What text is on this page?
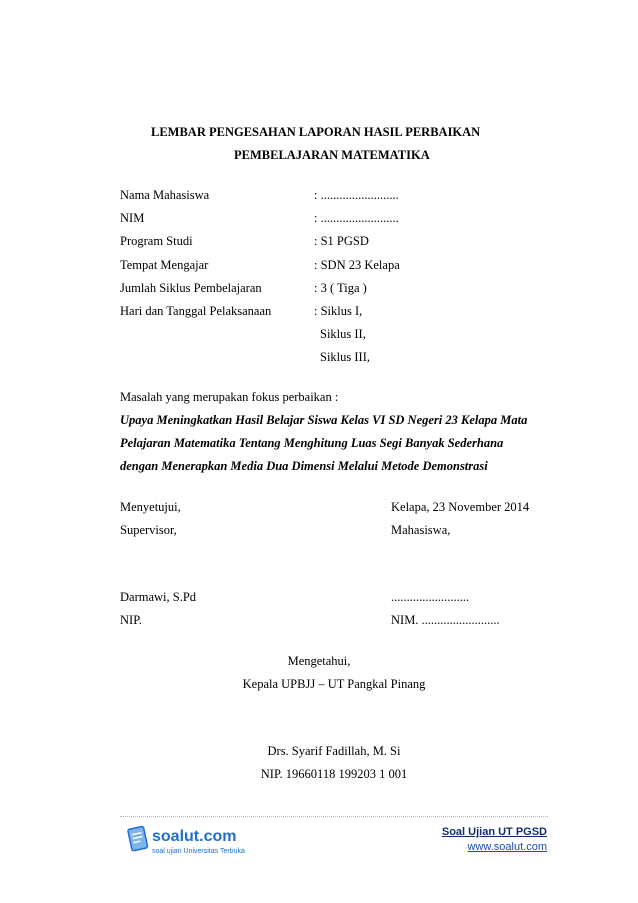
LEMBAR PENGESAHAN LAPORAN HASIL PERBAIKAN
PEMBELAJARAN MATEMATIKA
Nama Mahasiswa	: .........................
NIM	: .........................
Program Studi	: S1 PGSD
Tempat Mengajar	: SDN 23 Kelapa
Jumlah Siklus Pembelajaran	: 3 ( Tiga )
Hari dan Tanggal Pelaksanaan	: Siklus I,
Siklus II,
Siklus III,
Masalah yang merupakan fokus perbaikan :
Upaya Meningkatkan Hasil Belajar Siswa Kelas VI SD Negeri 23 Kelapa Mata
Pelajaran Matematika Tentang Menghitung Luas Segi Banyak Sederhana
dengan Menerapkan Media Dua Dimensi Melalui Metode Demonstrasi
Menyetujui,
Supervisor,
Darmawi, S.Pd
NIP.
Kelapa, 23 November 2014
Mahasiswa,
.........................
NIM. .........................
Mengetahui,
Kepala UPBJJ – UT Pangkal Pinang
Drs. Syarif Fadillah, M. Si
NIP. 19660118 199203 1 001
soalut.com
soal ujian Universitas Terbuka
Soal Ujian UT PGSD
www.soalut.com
------------
Transcribe the preceding listing in its entirety and with exact wording, leaving out pictures.

What text is on this page?
LEMBAR PENGESAHAN LAPORAN HASIL PERBAIKAN
PEMBELAJARAN MATEMATIKA
Nama Mahasiswa	: .........................
NIM	: .........................
Program Studi	: S1 PGSD
Tempat Mengajar	: SDN 23 Kelapa
Jumlah Siklus Pembelajaran	: 3 ( Tiga )
Hari dan Tanggal Pelaksanaan	: Siklus I,
Siklus II,
Siklus III,
Masalah yang merupakan fokus perbaikan :
Upaya Meningkatkan Hasil Belajar Siswa Kelas VI SD Negeri 23 Kelapa Mata
Pelajaran Matematika Tentang Menghitung Luas Segi Banyak Sederhana
dengan Menerapkan Media Dua Dimensi Melalui Metode Demonstrasi
Menyetujui,
Supervisor,
Darmawi, S.Pd
NIP.
Kelapa, 23 November 2014
Mahasiswa,
.........................
NIM. .........................
Mengetahui,
Kepala UPBJJ – UT Pangkal Pinang
Drs. Syarif Fadillah, M. Si
NIP. 19660118 199203 1 001
soalut.com
soal ujian Universitas Terbuka
Soal Ujian UT PGSD
www.soalut.com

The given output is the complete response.